_REQUIREMENTS_
Repeat the listing in full. Nothing may be added or left out.

## BEGIN RECORD EXCERPTS

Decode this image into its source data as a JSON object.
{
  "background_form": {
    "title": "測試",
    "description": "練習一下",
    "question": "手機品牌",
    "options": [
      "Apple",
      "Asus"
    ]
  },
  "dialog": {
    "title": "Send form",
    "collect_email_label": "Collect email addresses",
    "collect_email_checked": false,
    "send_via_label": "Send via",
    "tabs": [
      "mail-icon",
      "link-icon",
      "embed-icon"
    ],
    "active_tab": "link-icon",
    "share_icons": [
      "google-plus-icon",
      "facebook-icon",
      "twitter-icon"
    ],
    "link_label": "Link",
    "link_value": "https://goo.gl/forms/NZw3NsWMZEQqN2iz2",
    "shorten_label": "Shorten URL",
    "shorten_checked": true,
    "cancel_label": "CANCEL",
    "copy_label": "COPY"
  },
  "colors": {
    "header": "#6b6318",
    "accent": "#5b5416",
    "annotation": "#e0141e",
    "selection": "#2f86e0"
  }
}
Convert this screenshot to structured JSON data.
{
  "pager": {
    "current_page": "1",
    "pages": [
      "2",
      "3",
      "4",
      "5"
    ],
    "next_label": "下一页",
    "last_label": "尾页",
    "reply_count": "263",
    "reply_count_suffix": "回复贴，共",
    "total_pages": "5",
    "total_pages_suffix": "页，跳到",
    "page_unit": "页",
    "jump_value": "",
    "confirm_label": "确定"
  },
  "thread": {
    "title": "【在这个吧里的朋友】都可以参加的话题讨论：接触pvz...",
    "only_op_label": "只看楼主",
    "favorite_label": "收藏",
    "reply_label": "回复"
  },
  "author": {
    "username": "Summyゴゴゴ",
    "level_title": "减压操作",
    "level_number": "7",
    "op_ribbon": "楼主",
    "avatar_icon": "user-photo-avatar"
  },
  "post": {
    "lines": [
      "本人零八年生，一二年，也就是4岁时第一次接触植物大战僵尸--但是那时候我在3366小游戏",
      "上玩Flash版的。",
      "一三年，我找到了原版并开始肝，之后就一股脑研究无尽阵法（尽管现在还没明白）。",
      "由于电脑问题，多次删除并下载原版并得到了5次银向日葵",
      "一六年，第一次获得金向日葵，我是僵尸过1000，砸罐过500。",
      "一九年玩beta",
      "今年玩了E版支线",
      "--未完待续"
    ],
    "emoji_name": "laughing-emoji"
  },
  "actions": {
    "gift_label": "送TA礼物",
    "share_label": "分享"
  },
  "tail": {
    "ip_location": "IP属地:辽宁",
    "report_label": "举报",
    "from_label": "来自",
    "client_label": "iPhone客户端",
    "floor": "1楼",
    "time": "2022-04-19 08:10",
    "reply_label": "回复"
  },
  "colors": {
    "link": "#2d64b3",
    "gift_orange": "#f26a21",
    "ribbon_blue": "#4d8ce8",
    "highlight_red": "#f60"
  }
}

## END RECORD EXCERPTS

_WRITTEN SOLUTION_
Decode this image into its source data as a JSON object.
{
  "background_form": {
    "title": "測試",
    "description": "練習一下",
    "question": "手機品牌",
    "options": [
      "Apple",
      "Asus"
    ]
  },
  "dialog": {
    "title": "Send form",
    "collect_email_label": "Collect email addresses",
    "collect_email_checked": false,
    "send_via_label": "Send via",
    "tabs": [
      "mail-icon",
      "link-icon",
      "embed-icon"
    ],
    "active_tab": "link-icon",
    "share_icons": [
      "google-plus-icon",
      "facebook-icon",
      "twitter-icon"
    ],
    "link_label": "Link",
    "link_value": "https://goo.gl/forms/NZw3NsWMZEQqN2iz2",
    "shorten_label": "Shorten URL",
    "shorten_checked": true,
    "cancel_label": "CANCEL",
    "copy_label": "COPY"
  },
  "colors": {
    "header": "#6b6318",
    "accent": "#5b5416",
    "annotation": "#e0141e",
    "selection": "#2f86e0"
  }
}
Convert this screenshot to structured JSON data.
{
  "pager": {
    "current_page": "1",
    "pages": [
      "2",
      "3",
      "4",
      "5"
    ],
    "next_label": "下一页",
    "last_label": "尾页",
    "reply_count": "263",
    "reply_count_suffix": "回复贴，共",
    "total_pages": "5",
    "total_pages_suffix": "页，跳到",
    "page_unit": "页",
    "jump_value": "",
    "confirm_label": "确定"
  },
  "thread": {
    "title": "【在这个吧里的朋友】都可以参加的话题讨论：接触pvz...",
    "only_op_label": "只看楼主",
    "favorite_label": "收藏",
    "reply_label": "回复"
  },
  "author": {
    "username": "Summyゴゴゴ",
    "level_title": "减压操作",
    "level_number": "7",
    "op_ribbon": "楼主",
    "avatar_icon": "user-photo-avatar"
  },
  "post": {
    "lines": [
      "本人零八年生，一二年，也就是4岁时第一次接触植物大战僵尸--但是那时候我在3366小游戏",
      "上玩Flash版的。",
      "一三年，我找到了原版并开始肝，之后就一股脑研究无尽阵法（尽管现在还没明白）。",
      "由于电脑问题，多次删除并下载原版并得到了5次银向日葵",
      "一六年，第一次获得金向日葵，我是僵尸过1000，砸罐过500。",
      "一九年玩beta",
      "今年玩了E版支线",
      "--未完待续"
    ],
    "emoji_name": "laughing-emoji"
  },
  "actions": {
    "gift_label": "送TA礼物",
    "share_label": "分享"
  },
  "tail": {
    "ip_location": "IP属地:辽宁",
    "report_label": "举报",
    "from_label": "来自",
    "client_label": "iPhone客户端",
    "floor": "1楼",
    "time": "2022-04-19 08:10",
    "reply_label": "回复"
  },
  "colors": {
    "link": "#2d64b3",
    "gift_orange": "#f26a21",
    "ribbon_blue": "#4d8ce8",
    "highlight_red": "#f60"
  }
}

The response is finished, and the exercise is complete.